#### [EXERCISE]
Keep the images out and copy every entry below exactly.

#### [MATERIAL TO PROCESS]
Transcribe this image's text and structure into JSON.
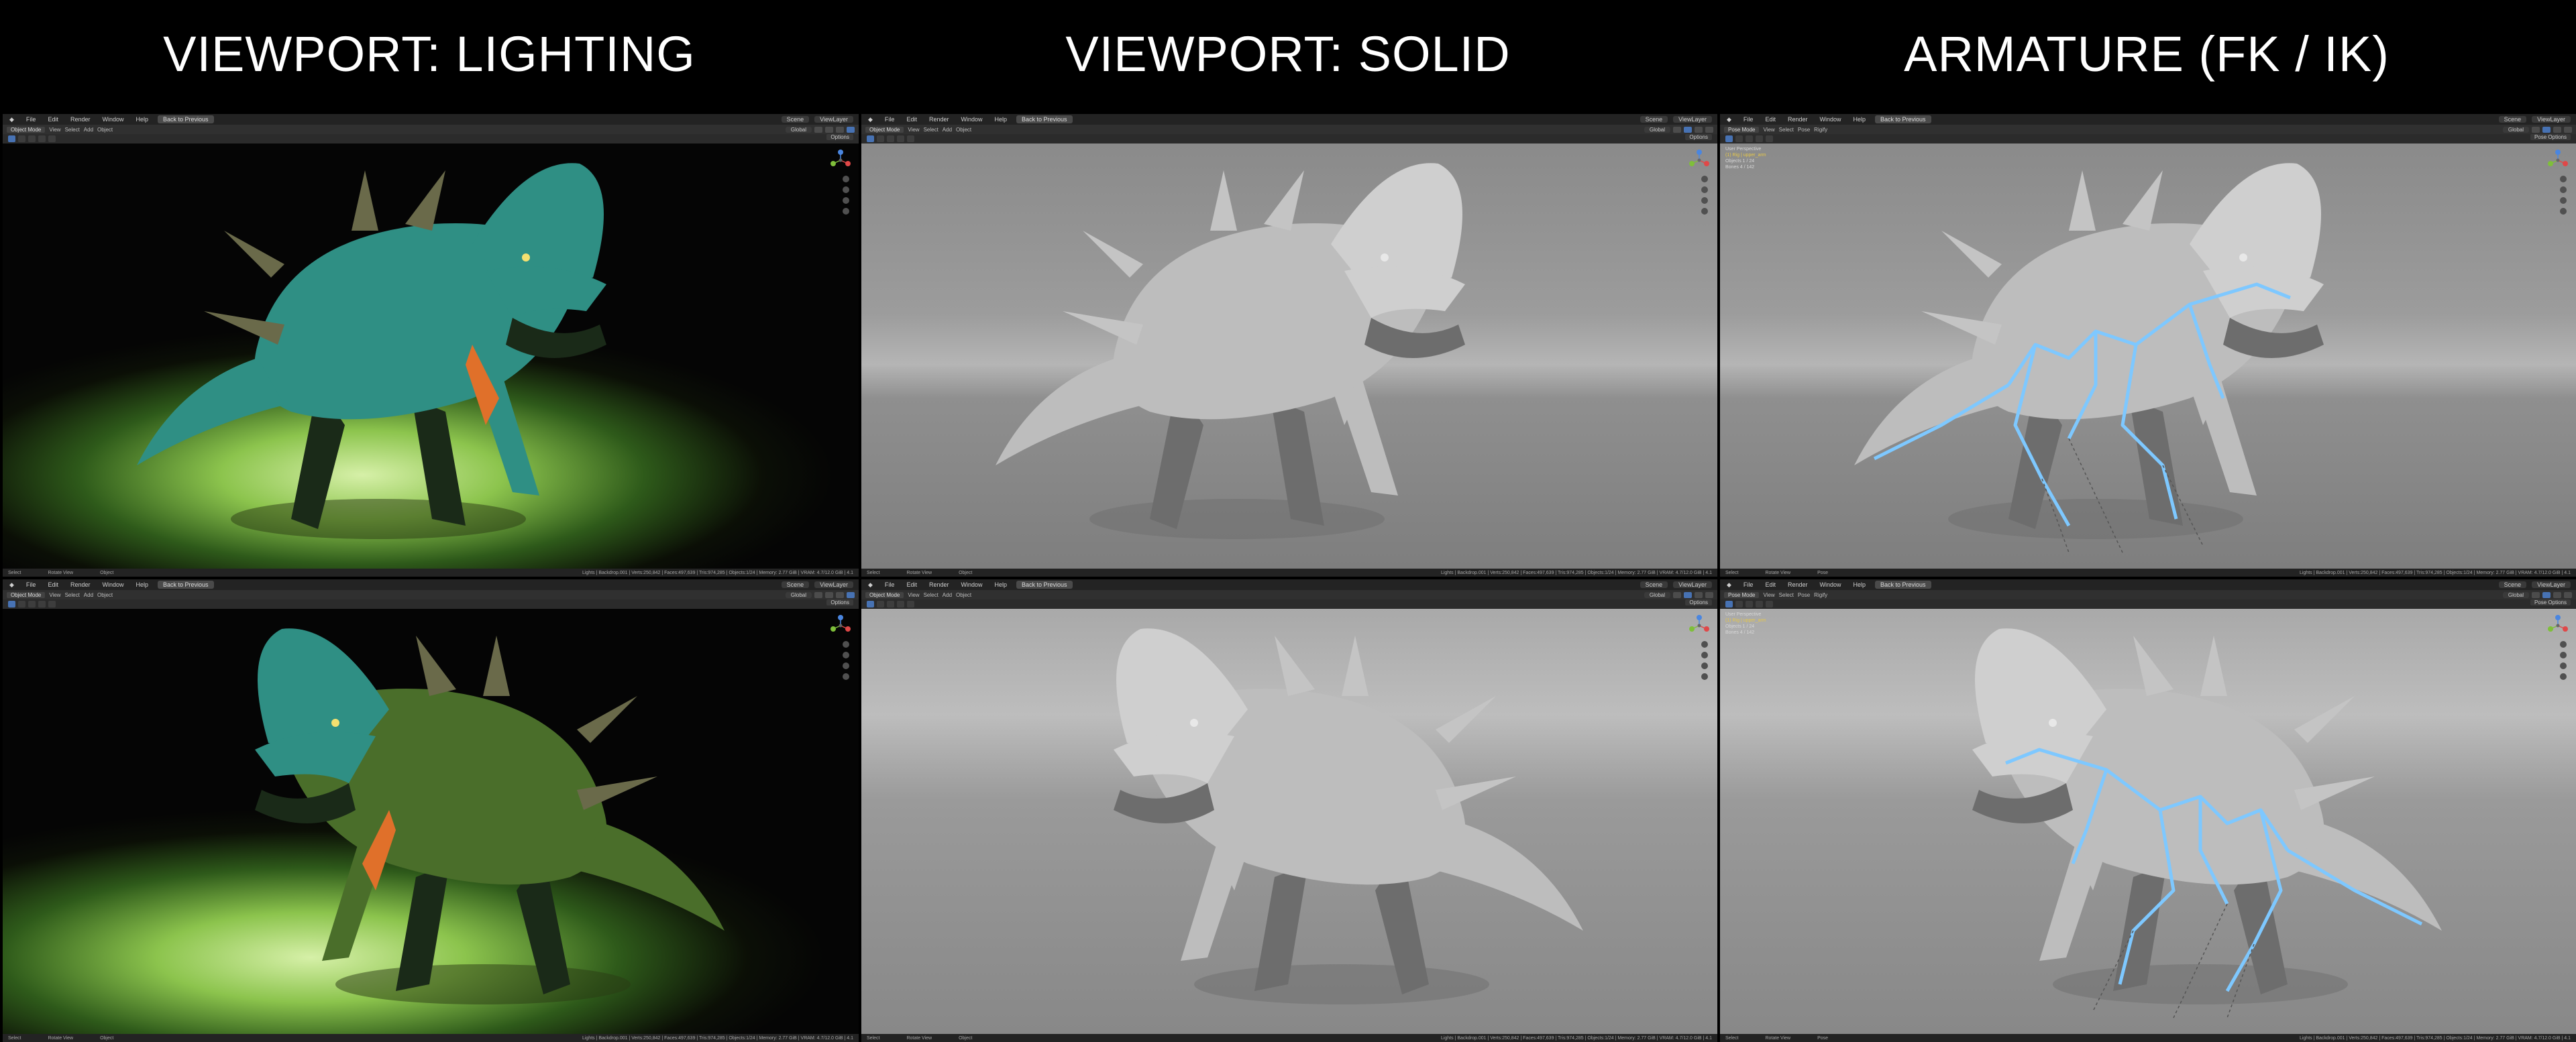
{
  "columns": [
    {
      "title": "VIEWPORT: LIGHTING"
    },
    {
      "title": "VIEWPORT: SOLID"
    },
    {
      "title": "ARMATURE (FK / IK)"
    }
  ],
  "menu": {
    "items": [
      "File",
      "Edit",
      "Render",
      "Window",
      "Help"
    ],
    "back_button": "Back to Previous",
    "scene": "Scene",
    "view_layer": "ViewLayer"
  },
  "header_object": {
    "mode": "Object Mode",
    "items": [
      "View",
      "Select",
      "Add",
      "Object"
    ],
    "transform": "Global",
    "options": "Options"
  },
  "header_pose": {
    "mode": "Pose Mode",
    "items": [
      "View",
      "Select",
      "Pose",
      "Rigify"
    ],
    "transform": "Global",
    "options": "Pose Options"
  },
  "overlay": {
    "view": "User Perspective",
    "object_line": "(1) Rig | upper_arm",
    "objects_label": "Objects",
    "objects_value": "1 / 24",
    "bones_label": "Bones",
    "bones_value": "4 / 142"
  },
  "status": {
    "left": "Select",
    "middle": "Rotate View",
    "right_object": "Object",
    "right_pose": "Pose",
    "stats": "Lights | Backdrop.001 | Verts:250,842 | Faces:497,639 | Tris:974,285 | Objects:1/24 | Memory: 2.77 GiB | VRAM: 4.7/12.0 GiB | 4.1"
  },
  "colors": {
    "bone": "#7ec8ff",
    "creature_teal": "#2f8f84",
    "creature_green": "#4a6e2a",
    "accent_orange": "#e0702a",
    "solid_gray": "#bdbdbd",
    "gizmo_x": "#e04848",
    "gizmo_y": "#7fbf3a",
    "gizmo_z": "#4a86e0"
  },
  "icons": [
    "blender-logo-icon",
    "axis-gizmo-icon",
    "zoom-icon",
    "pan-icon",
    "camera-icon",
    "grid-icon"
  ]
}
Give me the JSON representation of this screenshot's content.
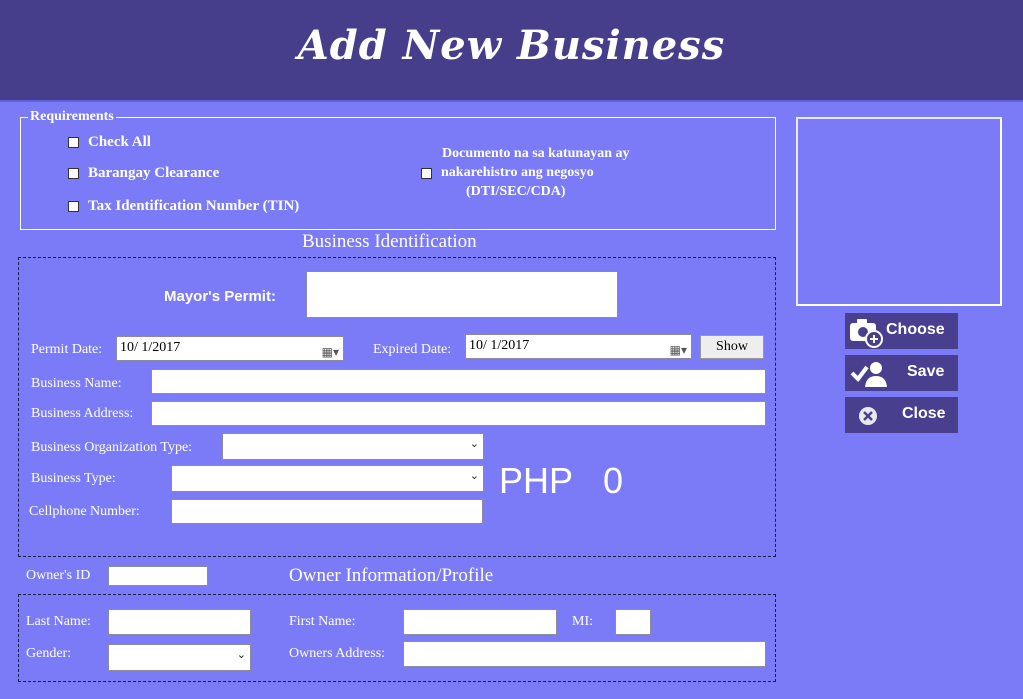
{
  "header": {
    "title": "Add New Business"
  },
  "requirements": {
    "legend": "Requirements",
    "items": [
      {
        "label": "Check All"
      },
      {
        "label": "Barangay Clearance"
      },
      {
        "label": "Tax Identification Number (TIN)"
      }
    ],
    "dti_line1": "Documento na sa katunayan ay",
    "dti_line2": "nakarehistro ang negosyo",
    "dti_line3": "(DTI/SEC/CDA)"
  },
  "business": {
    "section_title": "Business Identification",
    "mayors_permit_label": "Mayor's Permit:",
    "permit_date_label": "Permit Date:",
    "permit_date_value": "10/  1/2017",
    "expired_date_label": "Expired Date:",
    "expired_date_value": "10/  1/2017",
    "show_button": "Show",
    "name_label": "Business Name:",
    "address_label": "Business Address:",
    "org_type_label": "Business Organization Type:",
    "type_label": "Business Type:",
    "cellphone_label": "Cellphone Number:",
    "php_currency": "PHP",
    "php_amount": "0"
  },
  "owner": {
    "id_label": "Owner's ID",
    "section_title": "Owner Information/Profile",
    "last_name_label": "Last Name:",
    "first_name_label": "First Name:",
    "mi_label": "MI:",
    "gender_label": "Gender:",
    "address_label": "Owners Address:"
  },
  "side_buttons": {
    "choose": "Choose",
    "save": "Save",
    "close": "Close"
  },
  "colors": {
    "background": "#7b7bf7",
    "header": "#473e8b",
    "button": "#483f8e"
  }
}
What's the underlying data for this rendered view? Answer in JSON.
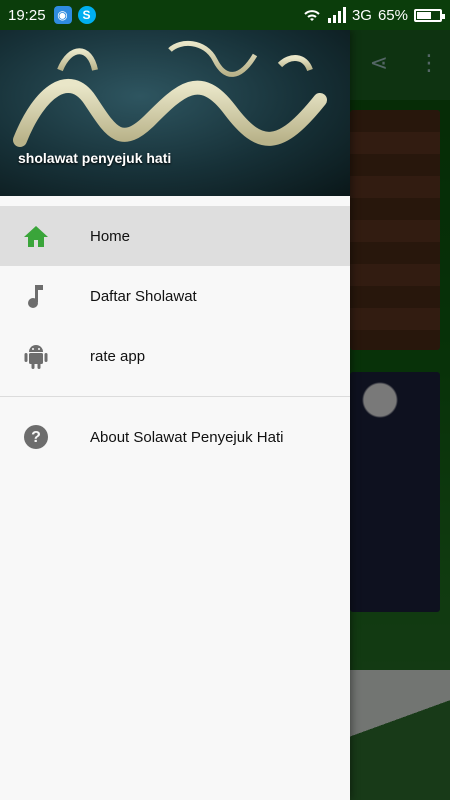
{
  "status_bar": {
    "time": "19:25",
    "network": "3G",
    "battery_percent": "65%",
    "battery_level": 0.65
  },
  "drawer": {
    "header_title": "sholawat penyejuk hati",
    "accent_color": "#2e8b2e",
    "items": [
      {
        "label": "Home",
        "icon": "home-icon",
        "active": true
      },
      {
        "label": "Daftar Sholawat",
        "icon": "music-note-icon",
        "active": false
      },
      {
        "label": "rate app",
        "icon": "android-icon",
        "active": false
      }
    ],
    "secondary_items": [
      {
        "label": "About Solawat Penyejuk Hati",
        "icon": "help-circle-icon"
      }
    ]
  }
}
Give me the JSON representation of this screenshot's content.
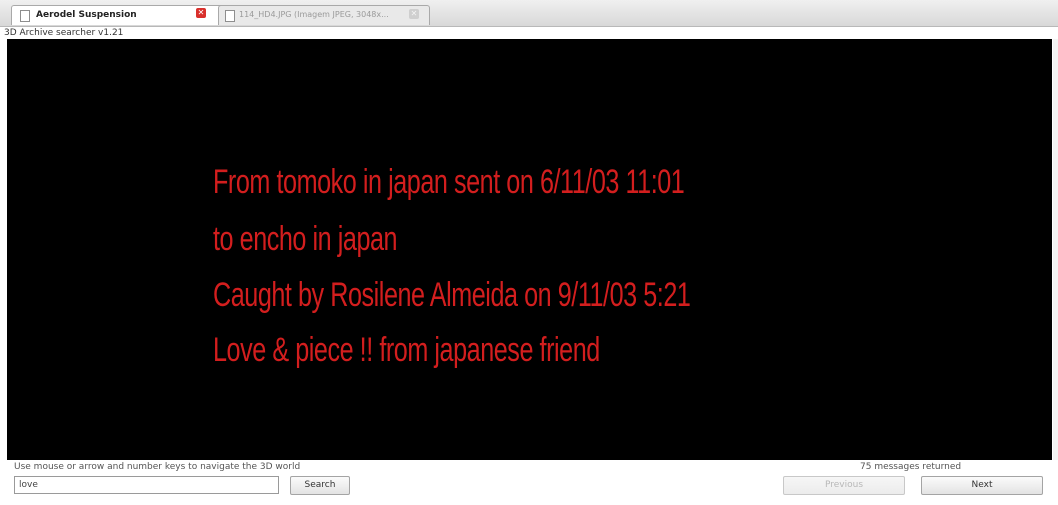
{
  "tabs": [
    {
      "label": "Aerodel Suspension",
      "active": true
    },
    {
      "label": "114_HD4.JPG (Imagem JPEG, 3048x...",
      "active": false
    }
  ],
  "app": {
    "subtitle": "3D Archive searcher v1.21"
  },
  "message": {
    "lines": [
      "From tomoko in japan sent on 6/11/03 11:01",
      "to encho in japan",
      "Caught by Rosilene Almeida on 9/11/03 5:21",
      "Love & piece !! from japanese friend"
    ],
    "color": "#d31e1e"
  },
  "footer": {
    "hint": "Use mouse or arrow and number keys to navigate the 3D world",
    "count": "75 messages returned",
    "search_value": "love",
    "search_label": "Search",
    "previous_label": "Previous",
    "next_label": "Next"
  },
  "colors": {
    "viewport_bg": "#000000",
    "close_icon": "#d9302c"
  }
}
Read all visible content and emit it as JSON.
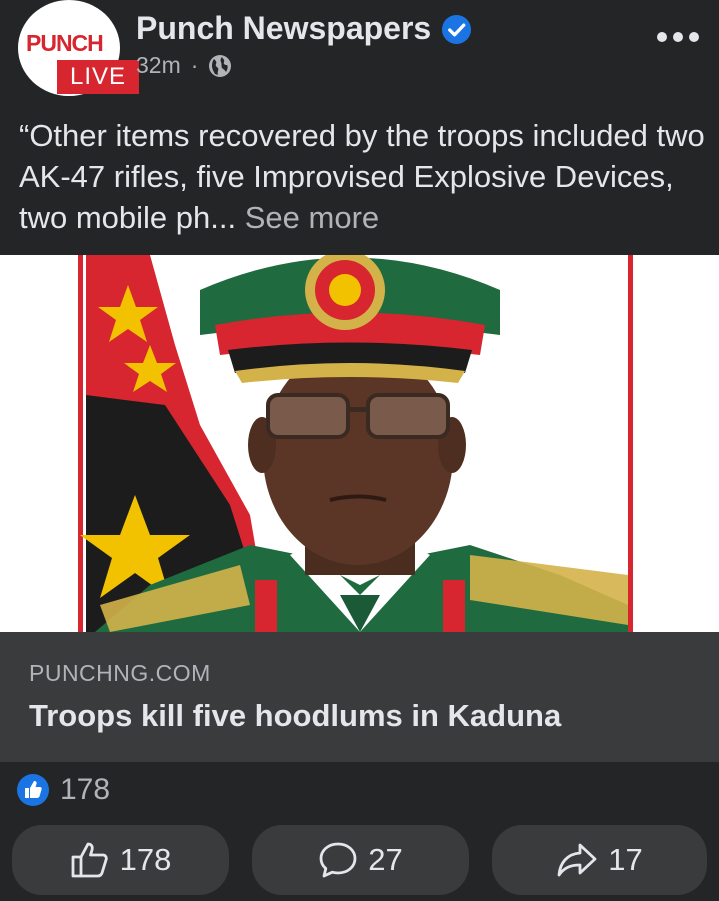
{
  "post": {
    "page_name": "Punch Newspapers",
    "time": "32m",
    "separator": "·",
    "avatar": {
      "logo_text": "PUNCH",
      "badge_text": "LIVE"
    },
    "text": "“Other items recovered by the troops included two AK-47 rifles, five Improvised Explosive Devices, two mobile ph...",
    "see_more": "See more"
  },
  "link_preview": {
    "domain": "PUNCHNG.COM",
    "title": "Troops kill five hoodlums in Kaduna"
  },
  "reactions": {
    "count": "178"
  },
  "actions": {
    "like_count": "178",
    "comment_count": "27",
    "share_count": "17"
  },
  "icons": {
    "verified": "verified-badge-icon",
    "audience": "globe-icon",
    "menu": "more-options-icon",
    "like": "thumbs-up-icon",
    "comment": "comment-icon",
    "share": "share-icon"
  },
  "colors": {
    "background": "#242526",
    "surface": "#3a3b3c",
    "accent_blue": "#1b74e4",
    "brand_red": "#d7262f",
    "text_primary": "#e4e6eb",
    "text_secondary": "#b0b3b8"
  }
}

#### [ANSWER]
Transcribe this image's text and structure into JSON.
{
  "columns": [
    {
      "title": "VIEWPORT: LIGHTING"
    },
    {
      "title": "VIEWPORT: SOLID"
    },
    {
      "title": "ARMATURE (FK / IK)"
    }
  ],
  "menu": {
    "items": [
      "File",
      "Edit",
      "Render",
      "Window",
      "Help"
    ],
    "back_button": "Back to Previous",
    "scene": "Scene",
    "view_layer": "ViewLayer"
  },
  "header_object": {
    "mode": "Object Mode",
    "items": [
      "View",
      "Select",
      "Add",
      "Object"
    ],
    "transform": "Global",
    "options": "Options"
  },
  "header_pose": {
    "mode": "Pose Mode",
    "items": [
      "View",
      "Select",
      "Pose",
      "Rigify"
    ],
    "transform": "Global",
    "options": "Pose Options"
  },
  "overlay": {
    "view": "User Perspective",
    "object_line": "(1) Rig | upper_arm",
    "objects_label": "Objects",
    "objects_value": "1 / 24",
    "bones_label": "Bones",
    "bones_value": "4 / 142"
  },
  "status": {
    "left": "Select",
    "middle": "Rotate View",
    "right_object": "Object",
    "right_pose": "Pose",
    "stats": "Lights | Backdrop.001 | Verts:250,842 | Faces:497,639 | Tris:974,285 | Objects:1/24 | Memory: 2.77 GiB | VRAM: 4.7/12.0 GiB | 4.1"
  },
  "colors": {
    "bone": "#7ec8ff",
    "creature_teal": "#2f8f84",
    "creature_green": "#4a6e2a",
    "accent_orange": "#e0702a",
    "solid_gray": "#bdbdbd",
    "gizmo_x": "#e04848",
    "gizmo_y": "#7fbf3a",
    "gizmo_z": "#4a86e0"
  },
  "icons": [
    "blender-logo-icon",
    "axis-gizmo-icon",
    "zoom-icon",
    "pan-icon",
    "camera-icon",
    "grid-icon"
  ]
}
Give me the JSON representation of this screenshot's content.
{
  "header": {
    "title": "Add New Business"
  },
  "requirements": {
    "legend": "Requirements",
    "items": [
      {
        "label": "Check All"
      },
      {
        "label": "Barangay Clearance"
      },
      {
        "label": "Tax Identification Number (TIN)"
      }
    ],
    "dti_line1": "Documento na sa katunayan ay",
    "dti_line2": "nakarehistro ang negosyo",
    "dti_line3": "(DTI/SEC/CDA)"
  },
  "business": {
    "section_title": "Business Identification",
    "mayors_permit_label": "Mayor's Permit:",
    "permit_date_label": "Permit Date:",
    "permit_date_value": "10/  1/2017",
    "expired_date_label": "Expired Date:",
    "expired_date_value": "10/  1/2017",
    "show_button": "Show",
    "name_label": "Business Name:",
    "address_label": "Business Address:",
    "org_type_label": "Business Organization Type:",
    "type_label": "Business Type:",
    "cellphone_label": "Cellphone Number:",
    "php_currency": "PHP",
    "php_amount": "0"
  },
  "owner": {
    "id_label": "Owner's ID",
    "section_title": "Owner Information/Profile",
    "last_name_label": "Last Name:",
    "first_name_label": "First Name:",
    "mi_label": "MI:",
    "gender_label": "Gender:",
    "address_label": "Owners Address:"
  },
  "side_buttons": {
    "choose": "Choose",
    "save": "Save",
    "close": "Close"
  },
  "colors": {
    "background": "#7b7bf7",
    "header": "#473e8b",
    "button": "#483f8e"
  }
}
What's the underlying data for this rendered view? Answer in JSON.
{
  "status_bar": {
    "time": "19:25",
    "network": "3G",
    "battery_percent": "65%",
    "battery_level": 0.65
  },
  "drawer": {
    "header_title": "sholawat penyejuk hati",
    "accent_color": "#2e8b2e",
    "items": [
      {
        "label": "Home",
        "icon": "home-icon",
        "active": true
      },
      {
        "label": "Daftar Sholawat",
        "icon": "music-note-icon",
        "active": false
      },
      {
        "label": "rate app",
        "icon": "android-icon",
        "active": false
      }
    ],
    "secondary_items": [
      {
        "label": "About Solawat Penyejuk Hati",
        "icon": "help-circle-icon"
      }
    ]
  }
}
Give me the JSON representation of this screenshot's content.
{
  "tabs": [
    {
      "label": "Aerodel Suspension",
      "active": true
    },
    {
      "label": "114_HD4.JPG (Imagem JPEG, 3048x...",
      "active": false
    }
  ],
  "app": {
    "subtitle": "3D Archive searcher v1.21"
  },
  "message": {
    "lines": [
      "From tomoko in japan sent on 6/11/03 11:01",
      "to encho in japan",
      "Caught by Rosilene Almeida on 9/11/03 5:21",
      "Love & piece !! from japanese friend"
    ],
    "color": "#d31e1e"
  },
  "footer": {
    "hint": "Use mouse or arrow and number keys to navigate the 3D world",
    "count": "75 messages returned",
    "search_value": "love",
    "search_label": "Search",
    "previous_label": "Previous",
    "next_label": "Next"
  },
  "colors": {
    "viewport_bg": "#000000",
    "close_icon": "#d9302c"
  }
}
Read all visible content and emit it as JSON.
{
  "post": {
    "page_name": "Punch Newspapers",
    "time": "32m",
    "separator": "·",
    "avatar": {
      "logo_text": "PUNCH",
      "badge_text": "LIVE"
    },
    "text": "“Other items recovered by the troops included two AK-47 rifles, five Improvised Explosive Devices, two mobile ph...",
    "see_more": "See more"
  },
  "link_preview": {
    "domain": "PUNCHNG.COM",
    "title": "Troops kill five hoodlums in Kaduna"
  },
  "reactions": {
    "count": "178"
  },
  "actions": {
    "like_count": "178",
    "comment_count": "27",
    "share_count": "17"
  },
  "icons": {
    "verified": "verified-badge-icon",
    "audience": "globe-icon",
    "menu": "more-options-icon",
    "like": "thumbs-up-icon",
    "comment": "comment-icon",
    "share": "share-icon"
  },
  "colors": {
    "background": "#242526",
    "surface": "#3a3b3c",
    "accent_blue": "#1b74e4",
    "brand_red": "#d7262f",
    "text_primary": "#e4e6eb",
    "text_secondary": "#b0b3b8"
  }
}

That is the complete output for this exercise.